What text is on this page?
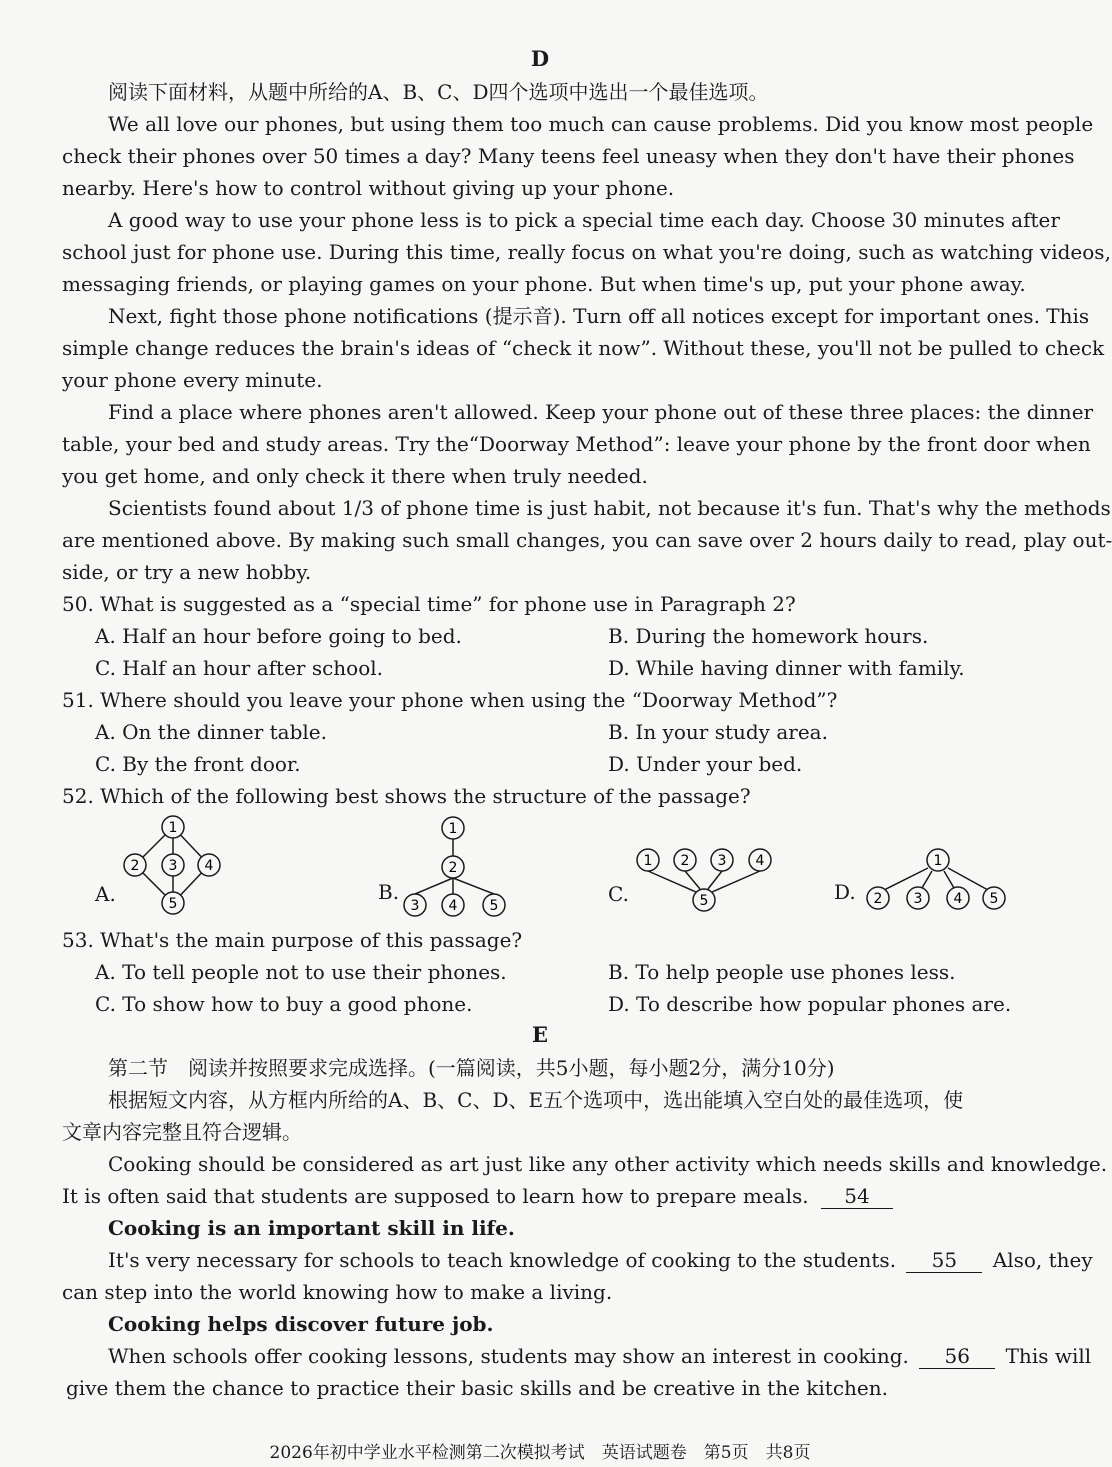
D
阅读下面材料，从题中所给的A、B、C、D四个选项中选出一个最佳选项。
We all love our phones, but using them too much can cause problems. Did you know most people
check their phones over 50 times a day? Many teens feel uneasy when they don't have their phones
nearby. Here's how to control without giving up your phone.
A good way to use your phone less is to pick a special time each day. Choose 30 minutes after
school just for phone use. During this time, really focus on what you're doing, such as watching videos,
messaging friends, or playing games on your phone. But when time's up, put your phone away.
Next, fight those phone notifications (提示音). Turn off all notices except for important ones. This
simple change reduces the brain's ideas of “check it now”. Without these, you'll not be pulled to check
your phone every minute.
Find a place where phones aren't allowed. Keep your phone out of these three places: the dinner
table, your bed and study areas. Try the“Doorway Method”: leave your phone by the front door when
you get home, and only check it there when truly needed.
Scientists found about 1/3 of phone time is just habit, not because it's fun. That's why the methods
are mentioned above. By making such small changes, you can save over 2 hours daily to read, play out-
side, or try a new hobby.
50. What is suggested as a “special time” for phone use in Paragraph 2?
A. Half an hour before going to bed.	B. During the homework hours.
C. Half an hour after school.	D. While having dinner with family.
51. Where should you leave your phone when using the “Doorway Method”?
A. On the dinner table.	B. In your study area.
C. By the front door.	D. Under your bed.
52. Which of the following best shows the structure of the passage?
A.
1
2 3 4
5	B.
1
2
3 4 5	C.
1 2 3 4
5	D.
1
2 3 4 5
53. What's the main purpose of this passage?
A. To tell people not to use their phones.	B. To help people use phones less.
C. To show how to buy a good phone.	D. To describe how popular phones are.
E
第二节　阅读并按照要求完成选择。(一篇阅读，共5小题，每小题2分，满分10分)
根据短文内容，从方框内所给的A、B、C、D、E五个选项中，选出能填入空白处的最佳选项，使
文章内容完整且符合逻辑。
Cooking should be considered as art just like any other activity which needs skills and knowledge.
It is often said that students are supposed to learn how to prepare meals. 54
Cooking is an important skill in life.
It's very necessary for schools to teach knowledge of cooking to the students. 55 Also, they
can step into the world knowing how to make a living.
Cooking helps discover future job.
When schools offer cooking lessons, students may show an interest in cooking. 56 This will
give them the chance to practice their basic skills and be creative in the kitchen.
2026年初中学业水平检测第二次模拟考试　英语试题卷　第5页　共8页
==*==
__THE EXERCISE__
Looking at the entries above, say how many lines contain the word "knowledge". Only the number is wanted.

__CORRECT RESULT__
2